▸ **Input records**
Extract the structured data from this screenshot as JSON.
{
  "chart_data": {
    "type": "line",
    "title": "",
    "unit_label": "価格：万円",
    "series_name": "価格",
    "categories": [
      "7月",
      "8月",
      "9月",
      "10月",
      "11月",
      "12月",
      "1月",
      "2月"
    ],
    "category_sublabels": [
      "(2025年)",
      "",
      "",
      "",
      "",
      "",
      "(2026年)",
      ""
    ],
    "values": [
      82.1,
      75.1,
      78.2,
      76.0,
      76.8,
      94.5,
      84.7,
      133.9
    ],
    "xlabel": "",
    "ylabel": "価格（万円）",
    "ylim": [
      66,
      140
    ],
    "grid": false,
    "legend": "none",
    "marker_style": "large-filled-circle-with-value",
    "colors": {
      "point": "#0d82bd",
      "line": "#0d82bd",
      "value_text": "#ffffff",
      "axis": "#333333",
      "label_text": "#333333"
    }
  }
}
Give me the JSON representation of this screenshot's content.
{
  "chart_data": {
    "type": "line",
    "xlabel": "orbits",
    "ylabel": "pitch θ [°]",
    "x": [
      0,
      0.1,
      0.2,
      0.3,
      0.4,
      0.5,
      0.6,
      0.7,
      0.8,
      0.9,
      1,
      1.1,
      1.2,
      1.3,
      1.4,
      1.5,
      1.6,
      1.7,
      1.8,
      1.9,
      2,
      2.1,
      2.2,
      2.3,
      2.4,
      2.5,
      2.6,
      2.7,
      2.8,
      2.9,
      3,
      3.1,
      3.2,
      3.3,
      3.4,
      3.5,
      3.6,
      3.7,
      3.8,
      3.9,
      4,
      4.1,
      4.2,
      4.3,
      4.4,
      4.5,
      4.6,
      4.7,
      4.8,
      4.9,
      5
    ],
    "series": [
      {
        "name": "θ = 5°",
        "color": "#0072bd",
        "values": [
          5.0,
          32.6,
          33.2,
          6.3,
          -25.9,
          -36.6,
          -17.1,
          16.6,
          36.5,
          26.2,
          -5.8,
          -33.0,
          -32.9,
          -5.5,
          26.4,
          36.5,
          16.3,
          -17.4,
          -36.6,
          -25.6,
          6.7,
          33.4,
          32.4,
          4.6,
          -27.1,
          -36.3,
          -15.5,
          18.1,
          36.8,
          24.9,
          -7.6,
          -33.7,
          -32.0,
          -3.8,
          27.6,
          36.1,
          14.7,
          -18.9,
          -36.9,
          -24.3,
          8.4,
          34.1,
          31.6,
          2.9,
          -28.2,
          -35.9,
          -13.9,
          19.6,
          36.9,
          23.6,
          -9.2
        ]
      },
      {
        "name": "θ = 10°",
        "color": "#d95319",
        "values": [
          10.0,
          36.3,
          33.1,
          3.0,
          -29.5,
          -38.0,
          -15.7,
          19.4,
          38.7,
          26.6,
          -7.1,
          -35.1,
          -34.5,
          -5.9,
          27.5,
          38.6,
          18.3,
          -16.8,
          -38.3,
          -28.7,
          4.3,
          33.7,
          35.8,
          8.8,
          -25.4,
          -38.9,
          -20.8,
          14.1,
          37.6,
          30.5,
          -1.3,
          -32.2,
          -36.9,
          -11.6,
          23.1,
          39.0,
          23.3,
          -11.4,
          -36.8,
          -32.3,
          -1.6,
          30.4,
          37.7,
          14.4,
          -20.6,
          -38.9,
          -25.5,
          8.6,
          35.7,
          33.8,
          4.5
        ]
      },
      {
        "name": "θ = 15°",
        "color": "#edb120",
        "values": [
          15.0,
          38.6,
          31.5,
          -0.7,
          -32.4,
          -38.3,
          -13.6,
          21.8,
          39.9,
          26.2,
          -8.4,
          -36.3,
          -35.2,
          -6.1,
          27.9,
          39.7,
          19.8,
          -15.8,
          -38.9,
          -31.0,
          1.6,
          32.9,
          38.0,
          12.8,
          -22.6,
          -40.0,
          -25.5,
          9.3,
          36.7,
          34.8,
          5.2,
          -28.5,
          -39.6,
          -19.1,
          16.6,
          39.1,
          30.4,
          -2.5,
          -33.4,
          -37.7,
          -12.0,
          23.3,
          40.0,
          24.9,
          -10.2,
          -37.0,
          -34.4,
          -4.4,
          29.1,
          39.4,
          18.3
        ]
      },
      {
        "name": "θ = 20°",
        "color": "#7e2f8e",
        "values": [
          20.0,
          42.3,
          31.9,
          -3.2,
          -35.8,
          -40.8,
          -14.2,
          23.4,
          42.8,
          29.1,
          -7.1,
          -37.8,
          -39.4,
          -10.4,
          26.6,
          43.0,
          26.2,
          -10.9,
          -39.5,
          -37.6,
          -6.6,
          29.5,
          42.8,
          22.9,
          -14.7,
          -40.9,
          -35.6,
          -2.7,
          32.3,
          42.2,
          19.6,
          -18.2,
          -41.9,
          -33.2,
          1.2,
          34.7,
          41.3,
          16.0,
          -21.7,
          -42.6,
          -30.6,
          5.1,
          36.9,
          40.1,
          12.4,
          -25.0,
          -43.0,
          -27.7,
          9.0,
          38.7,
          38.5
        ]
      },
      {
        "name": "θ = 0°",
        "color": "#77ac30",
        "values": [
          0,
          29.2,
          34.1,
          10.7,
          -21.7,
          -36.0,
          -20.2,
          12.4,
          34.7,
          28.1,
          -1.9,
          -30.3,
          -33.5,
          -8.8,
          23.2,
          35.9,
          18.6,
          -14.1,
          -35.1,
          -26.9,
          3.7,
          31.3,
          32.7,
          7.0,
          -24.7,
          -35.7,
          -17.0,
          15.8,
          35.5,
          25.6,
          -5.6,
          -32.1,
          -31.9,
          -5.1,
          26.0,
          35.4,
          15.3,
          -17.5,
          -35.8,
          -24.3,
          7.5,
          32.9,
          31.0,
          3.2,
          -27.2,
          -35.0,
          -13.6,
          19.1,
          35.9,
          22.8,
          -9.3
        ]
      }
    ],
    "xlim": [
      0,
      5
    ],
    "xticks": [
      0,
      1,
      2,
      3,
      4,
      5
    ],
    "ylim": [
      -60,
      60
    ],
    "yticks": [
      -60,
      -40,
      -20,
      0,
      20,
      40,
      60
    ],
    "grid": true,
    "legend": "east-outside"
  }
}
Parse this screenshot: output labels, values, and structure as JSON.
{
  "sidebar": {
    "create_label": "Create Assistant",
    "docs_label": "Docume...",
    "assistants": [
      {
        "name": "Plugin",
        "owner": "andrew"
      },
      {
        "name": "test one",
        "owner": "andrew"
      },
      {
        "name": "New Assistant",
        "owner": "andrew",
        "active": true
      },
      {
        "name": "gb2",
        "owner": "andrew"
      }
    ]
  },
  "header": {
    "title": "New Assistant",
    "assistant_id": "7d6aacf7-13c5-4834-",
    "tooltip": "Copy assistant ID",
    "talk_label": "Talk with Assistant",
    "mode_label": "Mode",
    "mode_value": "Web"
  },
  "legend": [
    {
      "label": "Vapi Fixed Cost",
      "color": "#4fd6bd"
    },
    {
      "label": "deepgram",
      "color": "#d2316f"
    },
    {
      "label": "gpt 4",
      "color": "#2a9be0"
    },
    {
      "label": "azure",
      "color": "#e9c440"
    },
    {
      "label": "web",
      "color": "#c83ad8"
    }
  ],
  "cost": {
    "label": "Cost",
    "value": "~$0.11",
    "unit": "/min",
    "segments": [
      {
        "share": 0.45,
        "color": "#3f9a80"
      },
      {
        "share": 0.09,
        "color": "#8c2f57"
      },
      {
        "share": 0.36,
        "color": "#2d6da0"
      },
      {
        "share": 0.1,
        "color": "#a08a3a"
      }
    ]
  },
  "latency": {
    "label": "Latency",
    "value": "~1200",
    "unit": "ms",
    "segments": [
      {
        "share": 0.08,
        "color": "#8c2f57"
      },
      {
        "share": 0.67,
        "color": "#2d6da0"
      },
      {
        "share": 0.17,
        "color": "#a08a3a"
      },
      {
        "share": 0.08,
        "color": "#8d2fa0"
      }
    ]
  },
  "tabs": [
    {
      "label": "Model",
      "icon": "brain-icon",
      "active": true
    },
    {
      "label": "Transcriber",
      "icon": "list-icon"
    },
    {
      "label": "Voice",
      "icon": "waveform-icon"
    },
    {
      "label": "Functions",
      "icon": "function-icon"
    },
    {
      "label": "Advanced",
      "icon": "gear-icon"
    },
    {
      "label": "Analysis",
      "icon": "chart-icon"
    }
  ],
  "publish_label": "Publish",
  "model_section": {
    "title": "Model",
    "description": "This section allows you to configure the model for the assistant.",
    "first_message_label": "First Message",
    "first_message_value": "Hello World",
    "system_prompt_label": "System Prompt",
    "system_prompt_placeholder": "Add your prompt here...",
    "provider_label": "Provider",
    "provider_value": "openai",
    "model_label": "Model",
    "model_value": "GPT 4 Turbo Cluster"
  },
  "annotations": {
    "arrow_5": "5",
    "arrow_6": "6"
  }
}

▸ **Work to be completed**
Lines containing the word "title" are to be tallied; report only the total.

▸ **Result below**
3